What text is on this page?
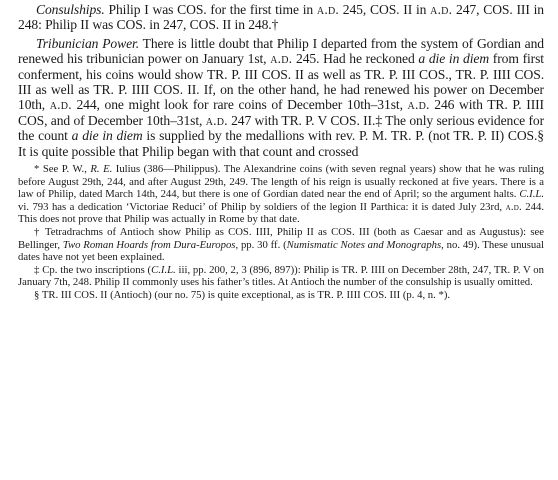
Consulships. Philip I was COS. for the first time in a.d. 245, COS. II in a.d. 247, COS. III in 248: Philip II was COS. in 247, COS. II in 248.†

Tribunician Power. There is little doubt that Philip I departed from the system of Gordian and renewed his tribunician power on January 1st, a.d. 245. Had he reckoned a die in diem from first conferment, his coins would show TR. P. III COS. II as well as TR. P. III COS., TR. P. IIII COS. III as well as TR. P. IIII COS. II. If, on the other hand, he had renewed his power on December 10th, a.d. 244, one might look for rare coins of December 10th–31st, a.d. 246 with TR. P. IIII COS, and of December 10th–31st, a.d. 247 with TR. P. V COS. II.‡ The only serious evidence for the count a die in diem is supplied by the medallions with rev. P. M. TR. P. (not TR. P. II) COS.§ It is quite possible that Philip began with that count and crossed

* See P. W., R. E. Iulius (386—Philippus). The Alexandrine coins (with seven regnal years) show that he was ruling before August 29th, 244, and after August 29th, 249. The length of his reign is usually reckoned at five years. There is a law of Philip, dated March 14th, 244, but there is one of Gordian dated near the end of April; so the argument halts. C.I.L. vi. 793 has a dedication ‘Victoriae Reduci’ of Philip by soldiers of the legion II Parthica: it is dated July 23rd, a.d. 244. This does not prove that Philip was actually in Rome by that date.

† Tetradrachms of Antioch show Philip as COS. IIII, Philip II as COS. III (both as Caesar and as Augustus): see Bellinger, Two Roman Hoards from Dura-Europos, pp. 30 ff. (Numismatic Notes and Monographs, no. 49). These unusual dates have not yet been explained.

‡ Cp. the two inscriptions (C.I.L. iii, pp. 200, 2, 3 (896, 897)): Philip is TR. P. IIII on December 28th, 247, TR. P. V on January 7th, 248. Philip II commonly uses his father’s titles. At Antioch the number of the consulship is usually omitted.

§ TR. III COS. II (Antioch) (our no. 75) is quite exceptional, as is TR. P. IIII COS. III (p. 4, n. *).
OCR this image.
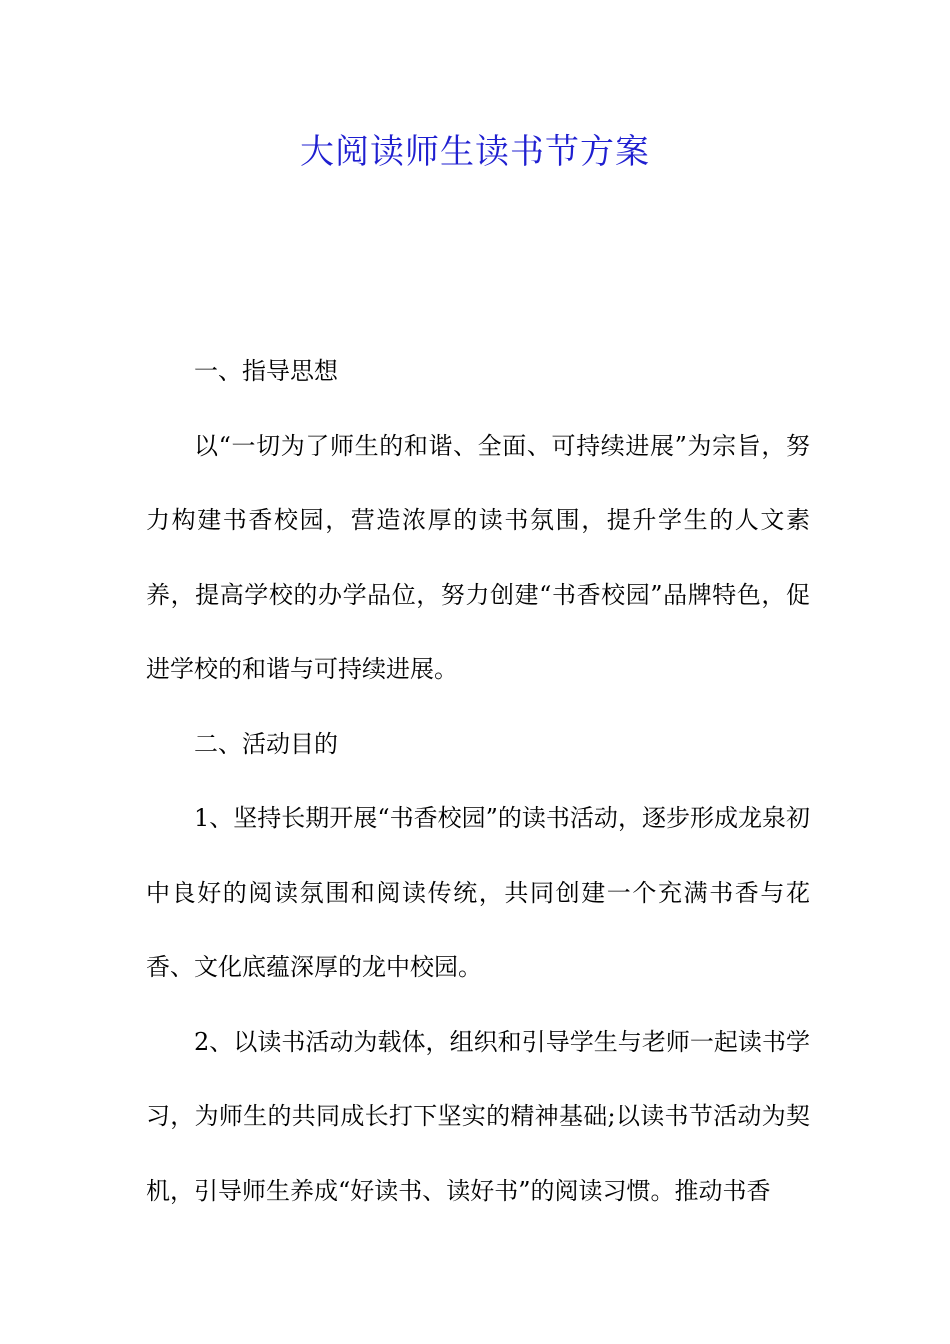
大阅读师生读书节方案

一、指导思想

以“一切为了师生的和谐、全面、可持续进展”为宗旨，努力构建书香校园，营造浓厚的读书氛围，提升学生的人文素养，提高学校的办学品位，努力创建“书香校园”品牌特色，促进学校的和谐与可持续进展。

二、活动目的

1、坚持长期开展“书香校园”的读书活动，逐步形成龙泉初中良好的阅读氛围和阅读传统，共同创建一个充满书香与花香、文化底蕴深厚的龙中校园。

2、以读书活动为载体，组织和引导学生与老师一起读书学习，为师生的共同成长打下坚实的精神基础;以读书节活动为契机，引导师生养成“好读书、读好书”的阅读习惯。推动书香
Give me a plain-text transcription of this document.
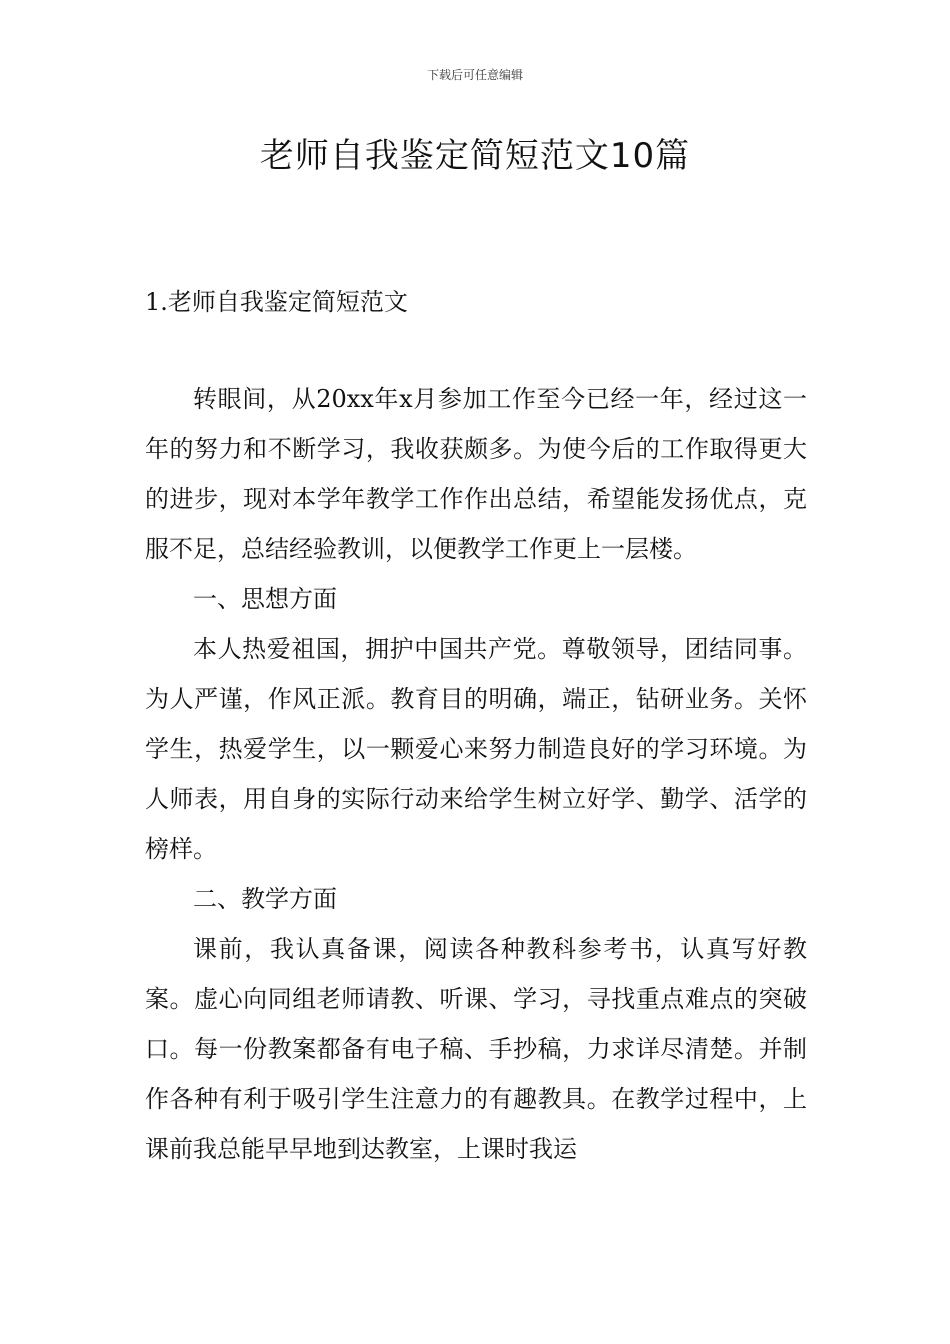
下载后可任意编辑
老师自我鉴定简短范文10篇
1.老师自我鉴定简短范文

转眼间，从20xx年x月参加工作至今已经一年，经过这一年的努力和不断学习，我收获颇多。为使今后的工作取得更大的进步，现对本学年教学工作作出总结，希望能发扬优点，克服不足，总结经验教训，以便教学工作更上一层楼。

一、思想方面

本人热爱祖国，拥护中国共产党。尊敬领导，团结同事。为人严谨，作风正派。教育目的明确，端正，钻研业务。关怀学生，热爱学生，以一颗爱心来努力制造良好的学习环境。为人师表，用自身的实际行动来给学生树立好学、勤学、活学的榜样。

二、教学方面

课前，我认真备课，阅读各种教科参考书，认真写好教案。虚心向同组老师请教、听课、学习，寻找重点难点的突破口。每一份教案都备有电子稿、手抄稿，力求详尽清楚。并制作各种有利于吸引学生注意力的有趣教具。在教学过程中，上课前我总能早早地到达教室，上课时我运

● ● ● ●

• [Your objective] Quote exactly the lines from the one that contains "Give me a plain-text" through the end of the listing above, both ends included, leaving out the pictures.

• [Exercise response]
Give me a plain-text transcription of this document.
下载后可任意编辑
老师自我鉴定简短范文10篇
1.老师自我鉴定简短范文

转眼间，从20xx年x月参加工作至今已经一年，经过这一年的努力和不断学习，我收获颇多。为使今后的工作取得更大的进步，现对本学年教学工作作出总结，希望能发扬优点，克服不足，总结经验教训，以便教学工作更上一层楼。

一、思想方面

本人热爱祖国，拥护中国共产党。尊敬领导，团结同事。为人严谨，作风正派。教育目的明确，端正，钻研业务。关怀学生，热爱学生，以一颗爱心来努力制造良好的学习环境。为人师表，用自身的实际行动来给学生树立好学、勤学、活学的榜样。

二、教学方面

课前，我认真备课，阅读各种教科参考书，认真写好教案。虚心向同组老师请教、听课、学习，寻找重点难点的突破口。每一份教案都备有电子稿、手抄稿，力求详尽清楚。并制作各种有利于吸引学生注意力的有趣教具。在教学过程中，上课前我总能早早地到达教室，上课时我运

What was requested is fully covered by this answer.